▶ **Stored data**

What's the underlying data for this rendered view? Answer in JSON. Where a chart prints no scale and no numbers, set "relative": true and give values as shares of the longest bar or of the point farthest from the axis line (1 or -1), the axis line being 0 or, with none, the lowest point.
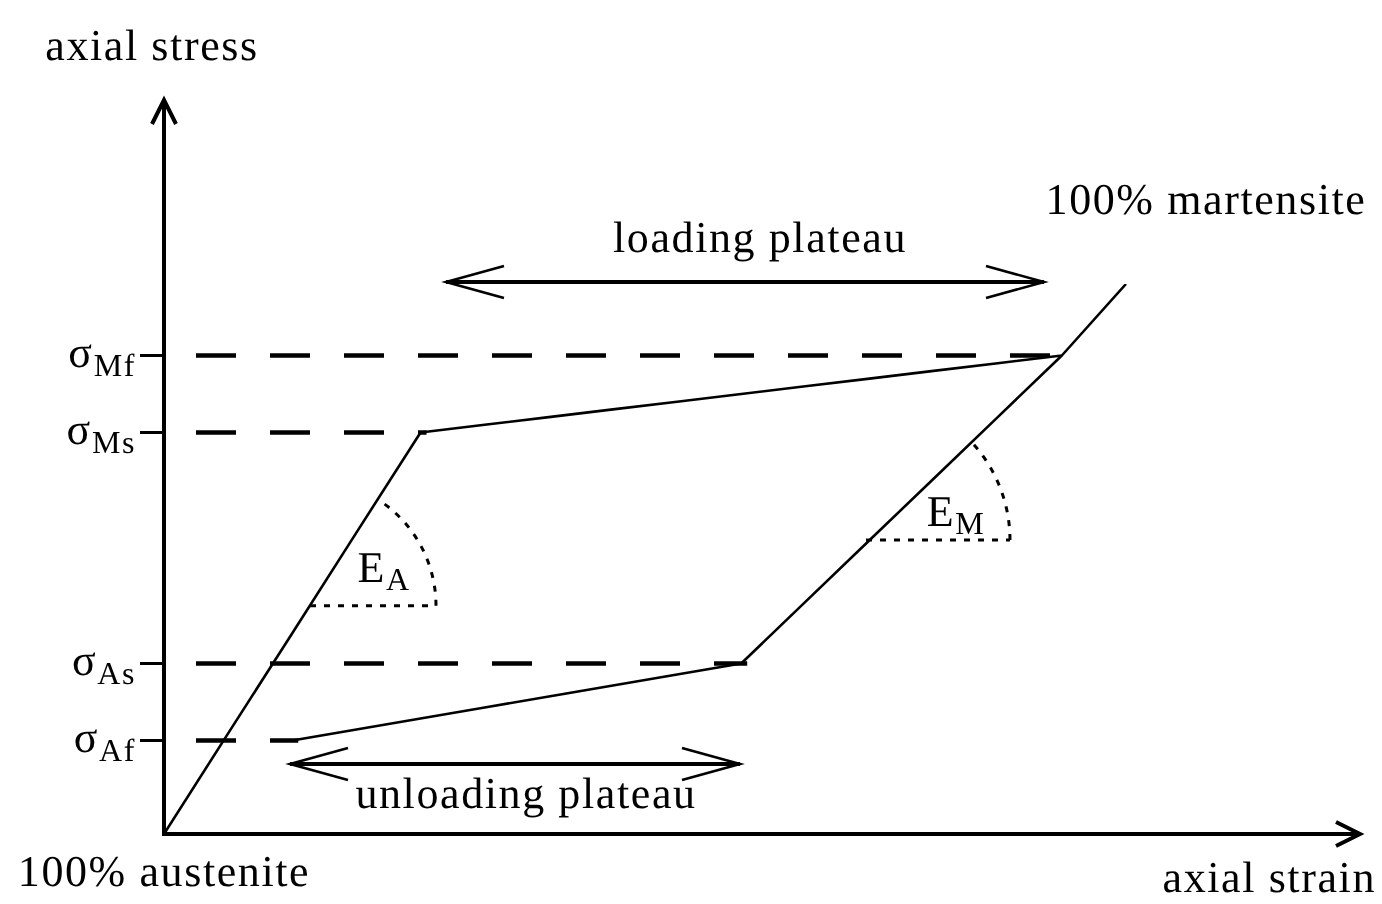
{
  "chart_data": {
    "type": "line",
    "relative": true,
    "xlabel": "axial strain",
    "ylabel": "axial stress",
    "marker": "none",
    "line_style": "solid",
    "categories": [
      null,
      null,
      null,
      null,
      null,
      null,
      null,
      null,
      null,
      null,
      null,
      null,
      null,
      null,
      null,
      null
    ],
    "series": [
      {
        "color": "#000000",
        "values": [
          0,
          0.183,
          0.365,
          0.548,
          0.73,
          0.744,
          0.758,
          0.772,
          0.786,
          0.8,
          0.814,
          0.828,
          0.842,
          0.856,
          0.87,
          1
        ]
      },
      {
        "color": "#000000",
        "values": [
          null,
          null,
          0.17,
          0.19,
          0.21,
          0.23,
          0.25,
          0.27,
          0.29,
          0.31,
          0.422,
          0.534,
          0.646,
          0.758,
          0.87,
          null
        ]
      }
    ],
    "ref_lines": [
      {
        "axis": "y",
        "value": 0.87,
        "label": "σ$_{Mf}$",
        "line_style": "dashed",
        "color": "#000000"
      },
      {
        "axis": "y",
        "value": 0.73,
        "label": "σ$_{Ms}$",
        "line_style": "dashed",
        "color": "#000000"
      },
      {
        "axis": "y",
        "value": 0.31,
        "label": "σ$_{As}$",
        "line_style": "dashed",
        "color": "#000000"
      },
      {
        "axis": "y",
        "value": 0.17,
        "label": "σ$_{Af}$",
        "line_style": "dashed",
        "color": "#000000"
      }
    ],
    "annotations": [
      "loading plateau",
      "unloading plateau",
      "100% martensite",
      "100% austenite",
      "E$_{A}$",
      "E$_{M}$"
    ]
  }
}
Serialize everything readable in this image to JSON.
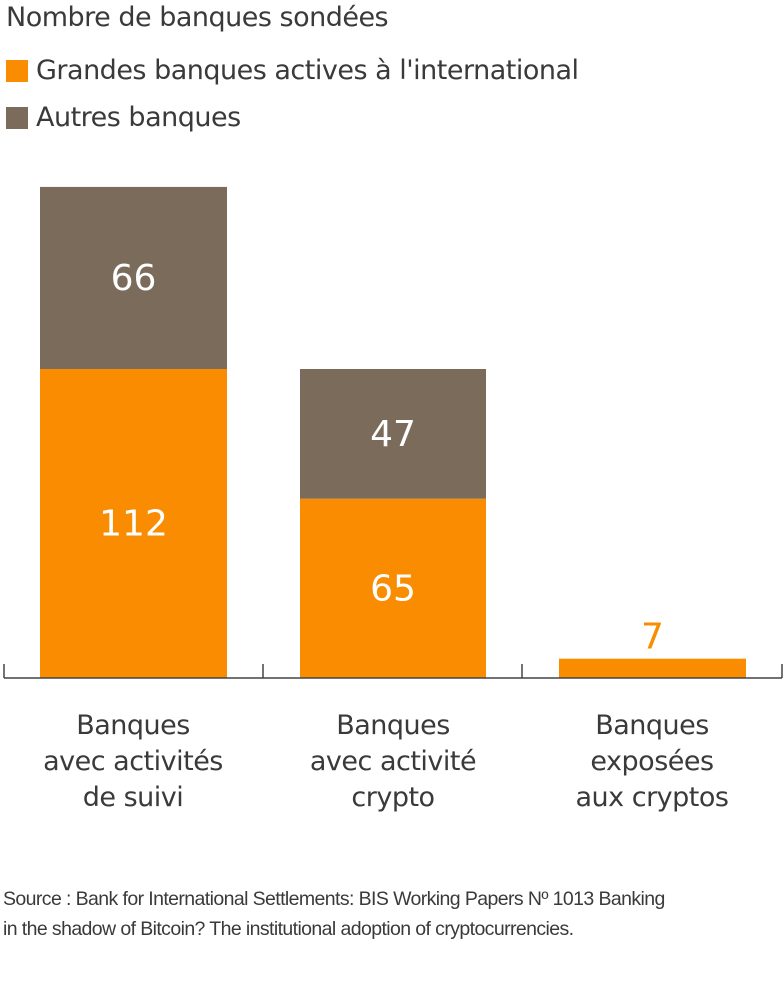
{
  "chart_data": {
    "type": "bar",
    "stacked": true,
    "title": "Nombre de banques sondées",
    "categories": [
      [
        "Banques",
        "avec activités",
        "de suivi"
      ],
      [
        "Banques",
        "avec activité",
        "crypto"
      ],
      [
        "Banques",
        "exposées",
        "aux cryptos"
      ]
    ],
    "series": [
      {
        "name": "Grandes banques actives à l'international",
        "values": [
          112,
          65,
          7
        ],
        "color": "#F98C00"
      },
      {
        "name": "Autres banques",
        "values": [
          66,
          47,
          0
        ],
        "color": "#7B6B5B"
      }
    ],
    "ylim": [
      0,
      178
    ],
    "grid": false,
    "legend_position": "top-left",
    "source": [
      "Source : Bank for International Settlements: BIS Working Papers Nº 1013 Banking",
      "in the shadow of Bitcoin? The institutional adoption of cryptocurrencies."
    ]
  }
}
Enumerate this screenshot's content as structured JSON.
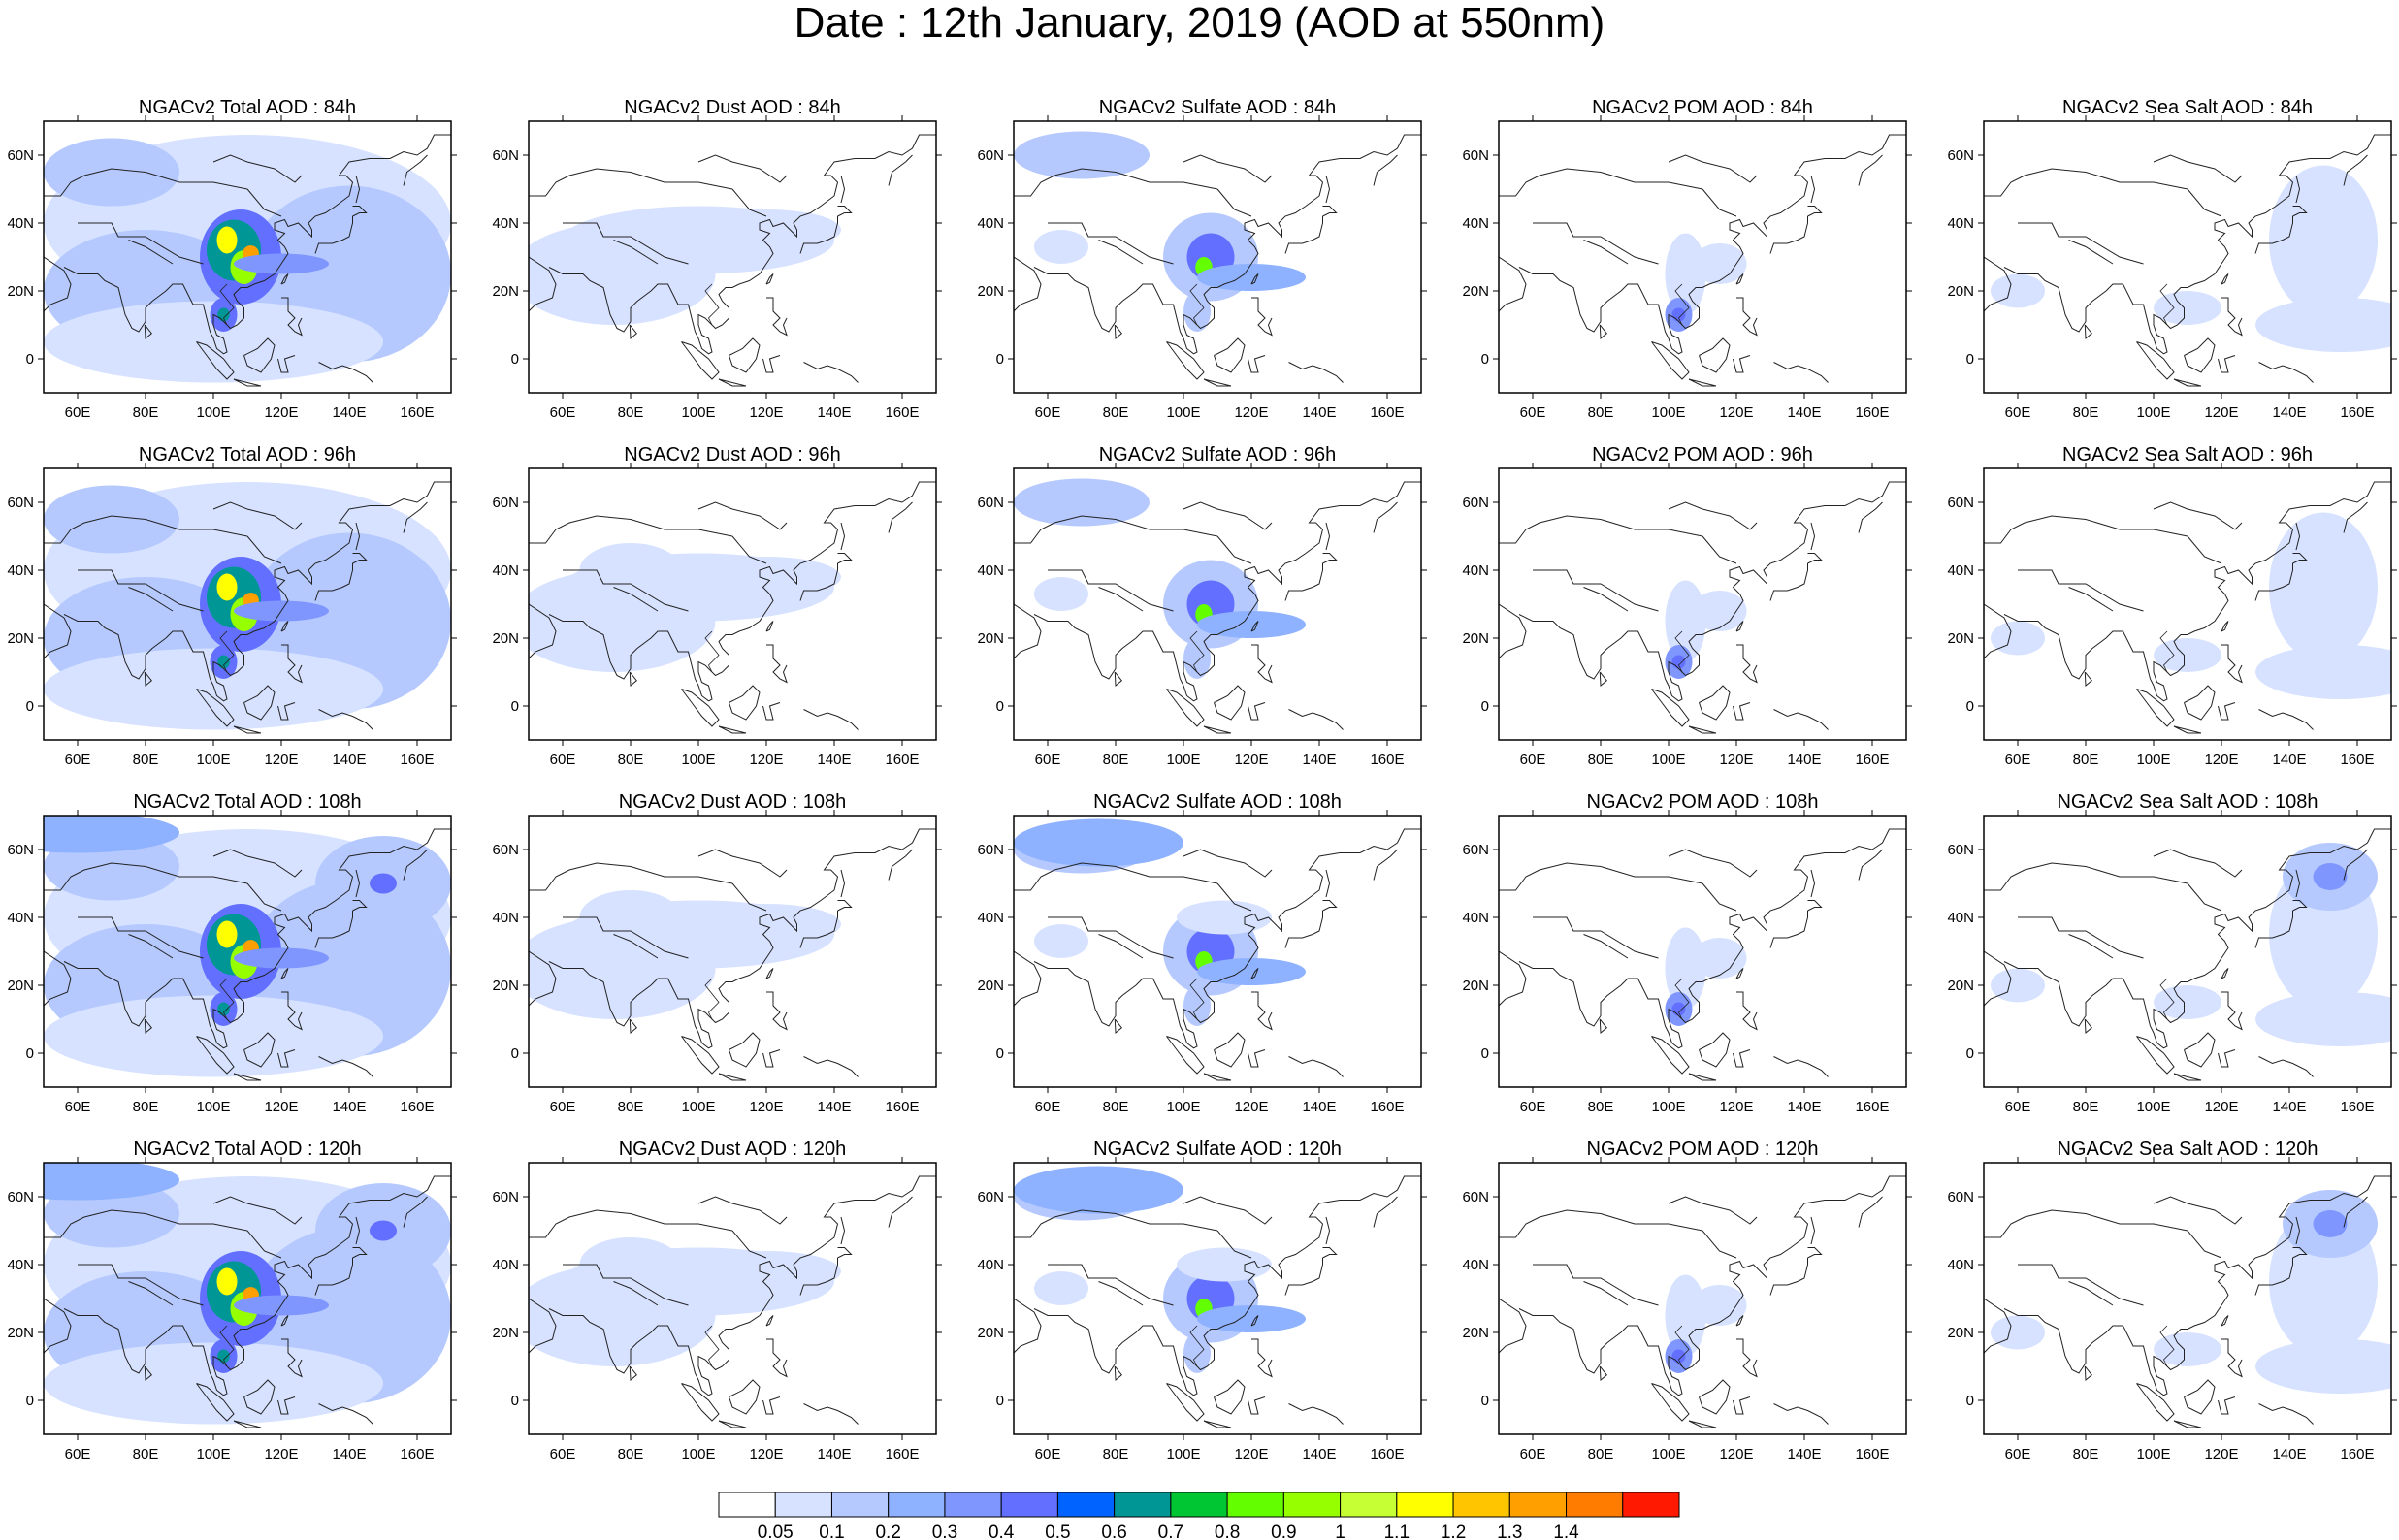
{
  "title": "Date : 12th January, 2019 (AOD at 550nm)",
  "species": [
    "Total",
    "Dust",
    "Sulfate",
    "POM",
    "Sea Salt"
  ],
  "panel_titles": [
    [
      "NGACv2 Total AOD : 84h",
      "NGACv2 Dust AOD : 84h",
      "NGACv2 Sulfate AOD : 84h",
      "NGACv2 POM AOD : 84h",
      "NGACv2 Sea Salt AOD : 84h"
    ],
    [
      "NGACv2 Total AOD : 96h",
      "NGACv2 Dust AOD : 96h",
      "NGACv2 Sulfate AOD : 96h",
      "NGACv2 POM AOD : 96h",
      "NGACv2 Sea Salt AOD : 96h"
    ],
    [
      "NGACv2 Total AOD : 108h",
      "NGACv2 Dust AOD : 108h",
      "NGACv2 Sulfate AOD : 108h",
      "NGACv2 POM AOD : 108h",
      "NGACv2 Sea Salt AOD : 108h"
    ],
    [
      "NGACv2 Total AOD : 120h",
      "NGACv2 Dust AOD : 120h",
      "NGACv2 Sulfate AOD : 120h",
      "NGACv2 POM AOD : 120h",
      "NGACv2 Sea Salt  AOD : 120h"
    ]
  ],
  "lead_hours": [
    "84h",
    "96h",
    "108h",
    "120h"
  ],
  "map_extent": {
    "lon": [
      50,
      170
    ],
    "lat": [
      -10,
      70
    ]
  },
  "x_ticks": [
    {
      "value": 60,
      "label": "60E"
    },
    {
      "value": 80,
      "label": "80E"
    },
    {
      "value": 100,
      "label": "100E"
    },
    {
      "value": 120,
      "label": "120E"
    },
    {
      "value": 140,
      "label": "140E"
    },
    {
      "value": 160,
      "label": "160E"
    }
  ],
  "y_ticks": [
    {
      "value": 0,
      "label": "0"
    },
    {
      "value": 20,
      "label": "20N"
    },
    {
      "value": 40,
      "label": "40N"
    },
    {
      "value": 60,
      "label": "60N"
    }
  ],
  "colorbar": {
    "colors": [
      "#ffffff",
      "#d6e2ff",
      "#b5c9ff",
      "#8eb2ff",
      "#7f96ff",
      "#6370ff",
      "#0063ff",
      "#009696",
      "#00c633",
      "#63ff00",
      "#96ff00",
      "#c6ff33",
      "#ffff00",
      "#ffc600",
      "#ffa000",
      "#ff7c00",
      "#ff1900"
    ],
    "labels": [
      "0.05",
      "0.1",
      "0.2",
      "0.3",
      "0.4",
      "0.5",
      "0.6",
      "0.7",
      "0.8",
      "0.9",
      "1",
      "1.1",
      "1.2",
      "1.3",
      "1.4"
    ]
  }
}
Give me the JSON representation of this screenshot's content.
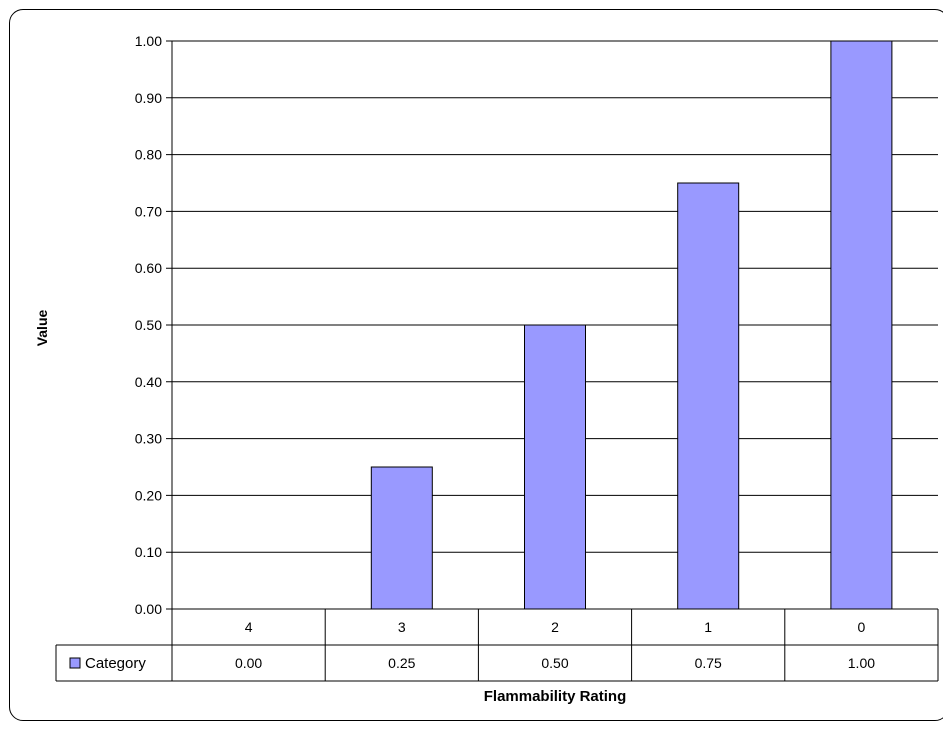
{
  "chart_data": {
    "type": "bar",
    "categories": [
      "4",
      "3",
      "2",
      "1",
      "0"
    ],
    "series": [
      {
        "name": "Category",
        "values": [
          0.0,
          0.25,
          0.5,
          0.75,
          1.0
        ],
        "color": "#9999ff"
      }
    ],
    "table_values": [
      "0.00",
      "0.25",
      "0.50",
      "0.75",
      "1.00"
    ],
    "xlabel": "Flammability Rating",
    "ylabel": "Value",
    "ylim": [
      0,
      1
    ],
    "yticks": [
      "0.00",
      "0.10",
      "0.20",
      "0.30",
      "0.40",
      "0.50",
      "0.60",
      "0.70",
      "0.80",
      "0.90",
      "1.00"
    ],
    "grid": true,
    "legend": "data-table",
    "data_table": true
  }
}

▶ **Given problem**
Report all lines of the data above that include the string "Dust".

▶ **Result below**
    "Dust",
      "NGACv2 Dust AOD : 84h",
      "NGACv2 Dust AOD : 96h",
      "NGACv2 Dust AOD : 108h",
      "NGACv2 Dust AOD : 120h",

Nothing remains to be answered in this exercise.